**EXERCISE AIM**
Write out the data again in full, exactly as it reads.

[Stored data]
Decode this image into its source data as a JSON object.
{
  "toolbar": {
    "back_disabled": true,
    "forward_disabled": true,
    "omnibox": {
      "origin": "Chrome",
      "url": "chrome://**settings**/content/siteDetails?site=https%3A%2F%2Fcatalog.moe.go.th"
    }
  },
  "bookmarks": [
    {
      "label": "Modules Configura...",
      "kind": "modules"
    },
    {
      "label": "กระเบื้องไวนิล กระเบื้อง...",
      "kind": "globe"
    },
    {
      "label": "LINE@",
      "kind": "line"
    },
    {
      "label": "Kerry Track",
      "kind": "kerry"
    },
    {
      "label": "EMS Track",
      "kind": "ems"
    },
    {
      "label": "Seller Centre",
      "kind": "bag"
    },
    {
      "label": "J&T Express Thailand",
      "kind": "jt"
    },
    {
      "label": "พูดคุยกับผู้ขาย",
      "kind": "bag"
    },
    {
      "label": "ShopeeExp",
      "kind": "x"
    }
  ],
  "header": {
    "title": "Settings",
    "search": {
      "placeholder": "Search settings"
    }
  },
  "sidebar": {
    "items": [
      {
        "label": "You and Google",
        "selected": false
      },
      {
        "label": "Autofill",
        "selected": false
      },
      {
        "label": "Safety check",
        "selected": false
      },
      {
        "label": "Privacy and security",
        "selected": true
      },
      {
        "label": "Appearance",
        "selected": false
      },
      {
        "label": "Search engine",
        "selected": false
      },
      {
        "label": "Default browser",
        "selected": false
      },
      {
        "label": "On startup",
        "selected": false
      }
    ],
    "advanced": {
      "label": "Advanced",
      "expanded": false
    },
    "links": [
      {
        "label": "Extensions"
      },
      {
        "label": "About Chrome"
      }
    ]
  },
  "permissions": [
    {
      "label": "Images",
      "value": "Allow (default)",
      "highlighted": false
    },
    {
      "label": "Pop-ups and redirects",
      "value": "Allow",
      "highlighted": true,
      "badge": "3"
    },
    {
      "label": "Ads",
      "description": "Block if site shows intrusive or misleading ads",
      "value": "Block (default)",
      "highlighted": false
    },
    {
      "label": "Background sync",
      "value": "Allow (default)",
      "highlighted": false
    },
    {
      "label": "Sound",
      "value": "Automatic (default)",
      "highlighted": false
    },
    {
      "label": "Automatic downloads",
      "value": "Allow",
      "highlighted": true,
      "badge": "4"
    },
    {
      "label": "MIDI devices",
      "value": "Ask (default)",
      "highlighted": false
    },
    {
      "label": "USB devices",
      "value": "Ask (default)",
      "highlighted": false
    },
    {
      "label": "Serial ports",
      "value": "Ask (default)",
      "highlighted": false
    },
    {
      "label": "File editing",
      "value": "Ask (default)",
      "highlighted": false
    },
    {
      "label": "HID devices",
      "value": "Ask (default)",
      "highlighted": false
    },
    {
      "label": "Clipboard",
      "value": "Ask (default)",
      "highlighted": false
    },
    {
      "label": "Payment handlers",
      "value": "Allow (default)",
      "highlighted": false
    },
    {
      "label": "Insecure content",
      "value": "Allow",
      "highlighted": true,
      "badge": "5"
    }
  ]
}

**ANSWER FOR THE TASK**
Decode this image into its source data as a JSON object.
{
  "toolbar": {
    "back_disabled": true,
    "forward_disabled": true,
    "omnibox": {
      "origin": "Chrome",
      "url": "chrome://**settings**/content/siteDetails?site=https%3A%2F%2Fcatalog.moe.go.th"
    }
  },
  "bookmarks": [
    {
      "label": "Modules Configura...",
      "kind": "modules"
    },
    {
      "label": "กระเบื้องไวนิล กระเบื้อง...",
      "kind": "globe"
    },
    {
      "label": "LINE@",
      "kind": "line"
    },
    {
      "label": "Kerry Track",
      "kind": "kerry"
    },
    {
      "label": "EMS Track",
      "kind": "ems"
    },
    {
      "label": "Seller Centre",
      "kind": "bag"
    },
    {
      "label": "J&T Express Thailand",
      "kind": "jt"
    },
    {
      "label": "พูดคุยกับผู้ขาย",
      "kind": "bag"
    },
    {
      "label": "ShopeeExp",
      "kind": "x"
    }
  ],
  "header": {
    "title": "Settings",
    "search": {
      "placeholder": "Search settings"
    }
  },
  "sidebar": {
    "items": [
      {
        "label": "You and Google",
        "selected": false
      },
      {
        "label": "Autofill",
        "selected": false
      },
      {
        "label": "Safety check",
        "selected": false
      },
      {
        "label": "Privacy and security",
        "selected": true
      },
      {
        "label": "Appearance",
        "selected": false
      },
      {
        "label": "Search engine",
        "selected": false
      },
      {
        "label": "Default browser",
        "selected": false
      },
      {
        "label": "On startup",
        "selected": false
      }
    ],
    "advanced": {
      "label": "Advanced",
      "expanded": false
    },
    "links": [
      {
        "label": "Extensions"
      },
      {
        "label": "About Chrome"
      }
    ]
  },
  "permissions": [
    {
      "label": "Images",
      "value": "Allow (default)",
      "highlighted": false
    },
    {
      "label": "Pop-ups and redirects",
      "value": "Allow",
      "highlighted": true,
      "badge": "3"
    },
    {
      "label": "Ads",
      "description": "Block if site shows intrusive or misleading ads",
      "value": "Block (default)",
      "highlighted": false
    },
    {
      "label": "Background sync",
      "value": "Allow (default)",
      "highlighted": false
    },
    {
      "label": "Sound",
      "value": "Automatic (default)",
      "highlighted": false
    },
    {
      "label": "Automatic downloads",
      "value": "Allow",
      "highlighted": true,
      "badge": "4"
    },
    {
      "label": "MIDI devices",
      "value": "Ask (default)",
      "highlighted": false
    },
    {
      "label": "USB devices",
      "value": "Ask (default)",
      "highlighted": false
    },
    {
      "label": "Serial ports",
      "value": "Ask (default)",
      "highlighted": false
    },
    {
      "label": "File editing",
      "value": "Ask (default)",
      "highlighted": false
    },
    {
      "label": "HID devices",
      "value": "Ask (default)",
      "highlighted": false
    },
    {
      "label": "Clipboard",
      "value": "Ask (default)",
      "highlighted": false
    },
    {
      "label": "Payment handlers",
      "value": "Allow (default)",
      "highlighted": false
    },
    {
      "label": "Insecure content",
      "value": "Allow",
      "highlighted": true,
      "badge": "5"
    }
  ]
}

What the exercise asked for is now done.